**WHAT IS REQUIRED**
Reproduce the data below verbatim, from the line containing "output each element" through the line containing "legend-item-polish-wig: P/BV akcji", including both of those lines. Leave out any pictures.
## START RECORDS FOR THE EXERCISE
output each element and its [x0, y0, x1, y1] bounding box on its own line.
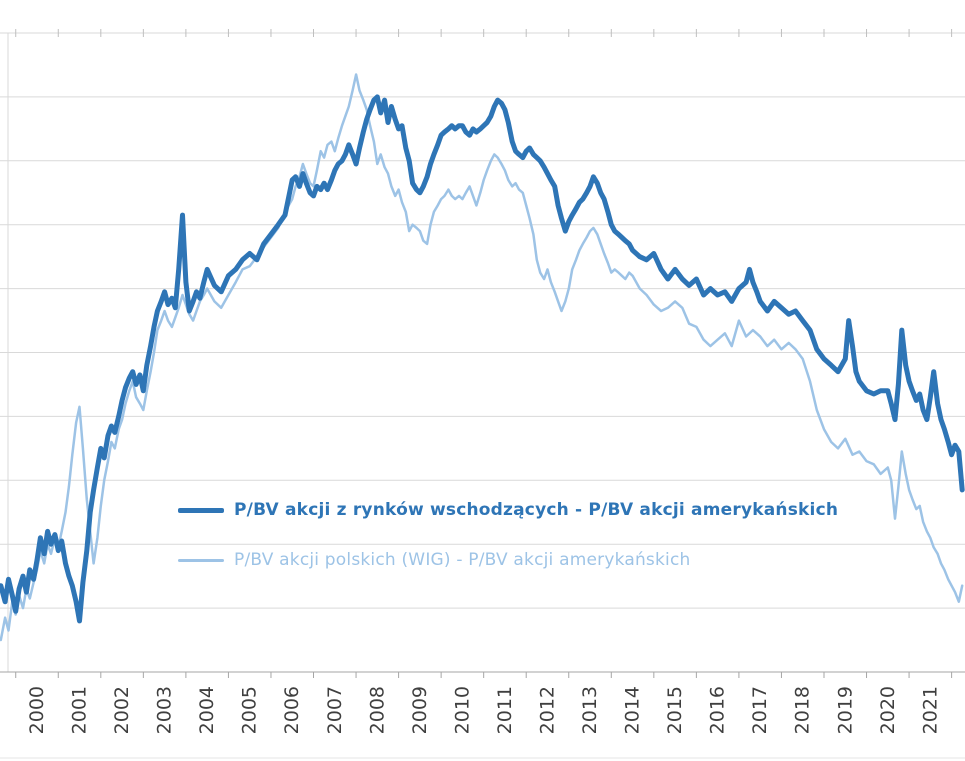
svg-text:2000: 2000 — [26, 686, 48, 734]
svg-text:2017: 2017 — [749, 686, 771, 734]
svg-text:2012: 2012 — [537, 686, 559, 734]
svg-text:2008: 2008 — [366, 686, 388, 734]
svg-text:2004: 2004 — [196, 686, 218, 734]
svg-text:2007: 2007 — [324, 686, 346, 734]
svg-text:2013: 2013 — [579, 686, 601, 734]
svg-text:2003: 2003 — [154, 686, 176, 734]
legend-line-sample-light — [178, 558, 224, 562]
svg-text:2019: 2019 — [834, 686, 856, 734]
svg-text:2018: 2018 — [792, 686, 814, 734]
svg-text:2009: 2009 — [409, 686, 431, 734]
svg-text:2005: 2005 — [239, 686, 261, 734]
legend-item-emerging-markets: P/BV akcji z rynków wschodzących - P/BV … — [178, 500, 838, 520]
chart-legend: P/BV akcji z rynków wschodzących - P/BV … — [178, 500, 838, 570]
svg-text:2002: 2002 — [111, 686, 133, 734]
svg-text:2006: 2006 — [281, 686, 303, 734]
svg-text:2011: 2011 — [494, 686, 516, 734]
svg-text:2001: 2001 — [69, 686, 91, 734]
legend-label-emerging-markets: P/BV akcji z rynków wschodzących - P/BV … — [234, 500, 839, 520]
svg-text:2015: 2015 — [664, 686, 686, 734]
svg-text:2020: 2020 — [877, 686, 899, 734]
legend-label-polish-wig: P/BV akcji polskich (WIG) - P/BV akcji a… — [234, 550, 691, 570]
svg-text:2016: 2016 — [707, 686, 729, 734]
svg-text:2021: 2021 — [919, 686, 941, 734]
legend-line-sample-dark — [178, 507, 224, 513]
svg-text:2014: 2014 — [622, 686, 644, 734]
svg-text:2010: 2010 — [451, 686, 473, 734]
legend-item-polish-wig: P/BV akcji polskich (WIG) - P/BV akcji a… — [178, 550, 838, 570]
## END RECORDS FOR THE EXERCISE
## START RECORDS FOR THE EXERCISE
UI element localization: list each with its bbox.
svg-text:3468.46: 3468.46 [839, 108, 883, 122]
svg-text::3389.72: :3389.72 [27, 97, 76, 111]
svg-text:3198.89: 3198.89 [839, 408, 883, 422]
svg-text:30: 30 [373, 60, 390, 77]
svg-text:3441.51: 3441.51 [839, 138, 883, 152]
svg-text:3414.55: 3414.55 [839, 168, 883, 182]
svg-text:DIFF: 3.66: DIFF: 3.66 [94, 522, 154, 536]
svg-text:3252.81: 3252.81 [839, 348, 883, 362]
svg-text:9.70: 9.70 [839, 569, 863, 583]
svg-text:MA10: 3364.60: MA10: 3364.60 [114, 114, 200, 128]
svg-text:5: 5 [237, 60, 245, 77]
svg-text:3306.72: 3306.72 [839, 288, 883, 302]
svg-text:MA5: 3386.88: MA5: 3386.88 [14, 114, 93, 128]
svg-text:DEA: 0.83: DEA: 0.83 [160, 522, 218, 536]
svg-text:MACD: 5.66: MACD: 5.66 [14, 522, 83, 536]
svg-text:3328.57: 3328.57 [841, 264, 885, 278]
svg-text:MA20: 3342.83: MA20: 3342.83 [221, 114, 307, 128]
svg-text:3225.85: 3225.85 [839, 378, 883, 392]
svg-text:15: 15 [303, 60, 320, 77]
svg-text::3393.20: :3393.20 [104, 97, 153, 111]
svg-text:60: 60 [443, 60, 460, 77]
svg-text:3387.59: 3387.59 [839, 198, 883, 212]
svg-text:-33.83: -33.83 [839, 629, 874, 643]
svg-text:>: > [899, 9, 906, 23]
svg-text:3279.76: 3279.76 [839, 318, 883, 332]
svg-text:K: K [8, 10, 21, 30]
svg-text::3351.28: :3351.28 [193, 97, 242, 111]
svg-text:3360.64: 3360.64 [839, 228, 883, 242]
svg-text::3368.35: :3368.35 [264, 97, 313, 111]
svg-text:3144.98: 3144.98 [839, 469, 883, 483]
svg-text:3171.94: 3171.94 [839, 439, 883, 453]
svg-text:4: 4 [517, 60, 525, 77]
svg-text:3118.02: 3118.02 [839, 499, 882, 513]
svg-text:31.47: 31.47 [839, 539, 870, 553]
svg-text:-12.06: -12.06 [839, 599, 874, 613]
## END RECORDS FOR THE EXERCISE
**SOLUTION FOR THIS PROBLEM**
output each element and its [x0, y0, x1, y1] bounding box on its own line.
svg-text:2000: 2000 — [26, 686, 48, 734]
svg-text:2017: 2017 — [749, 686, 771, 734]
svg-text:2012: 2012 — [537, 686, 559, 734]
svg-text:2008: 2008 — [366, 686, 388, 734]
svg-text:2004: 2004 — [196, 686, 218, 734]
svg-text:2007: 2007 — [324, 686, 346, 734]
svg-text:2013: 2013 — [579, 686, 601, 734]
svg-text:2003: 2003 — [154, 686, 176, 734]
legend-line-sample-light — [178, 558, 224, 562]
svg-text:2019: 2019 — [834, 686, 856, 734]
svg-text:2018: 2018 — [792, 686, 814, 734]
svg-text:2009: 2009 — [409, 686, 431, 734]
svg-text:2005: 2005 — [239, 686, 261, 734]
legend-item-emerging-markets: P/BV akcji z rynków wschodzących - P/BV … — [178, 500, 838, 520]
chart-legend: P/BV akcji z rynków wschodzących - P/BV … — [178, 500, 838, 570]
svg-text:2002: 2002 — [111, 686, 133, 734]
svg-text:2006: 2006 — [281, 686, 303, 734]
svg-text:2011: 2011 — [494, 686, 516, 734]
svg-text:2001: 2001 — [69, 686, 91, 734]
legend-label-emerging-markets: P/BV akcji z rynków wschodzących - P/BV … — [234, 500, 839, 520]
svg-text:2015: 2015 — [664, 686, 686, 734]
svg-text:2020: 2020 — [877, 686, 899, 734]
legend-label-polish-wig: P/BV akcji polskich (WIG) - P/BV akcji a… — [234, 550, 691, 570]
svg-text:2016: 2016 — [707, 686, 729, 734]
svg-text:2021: 2021 — [919, 686, 941, 734]
legend-line-sample-dark — [178, 507, 224, 513]
svg-text:2014: 2014 — [622, 686, 644, 734]
svg-text:2010: 2010 — [451, 686, 473, 734]
legend-item-polish-wig: P/BV akcji polskich (WIG) - P/BV akcji a… — [178, 550, 838, 570]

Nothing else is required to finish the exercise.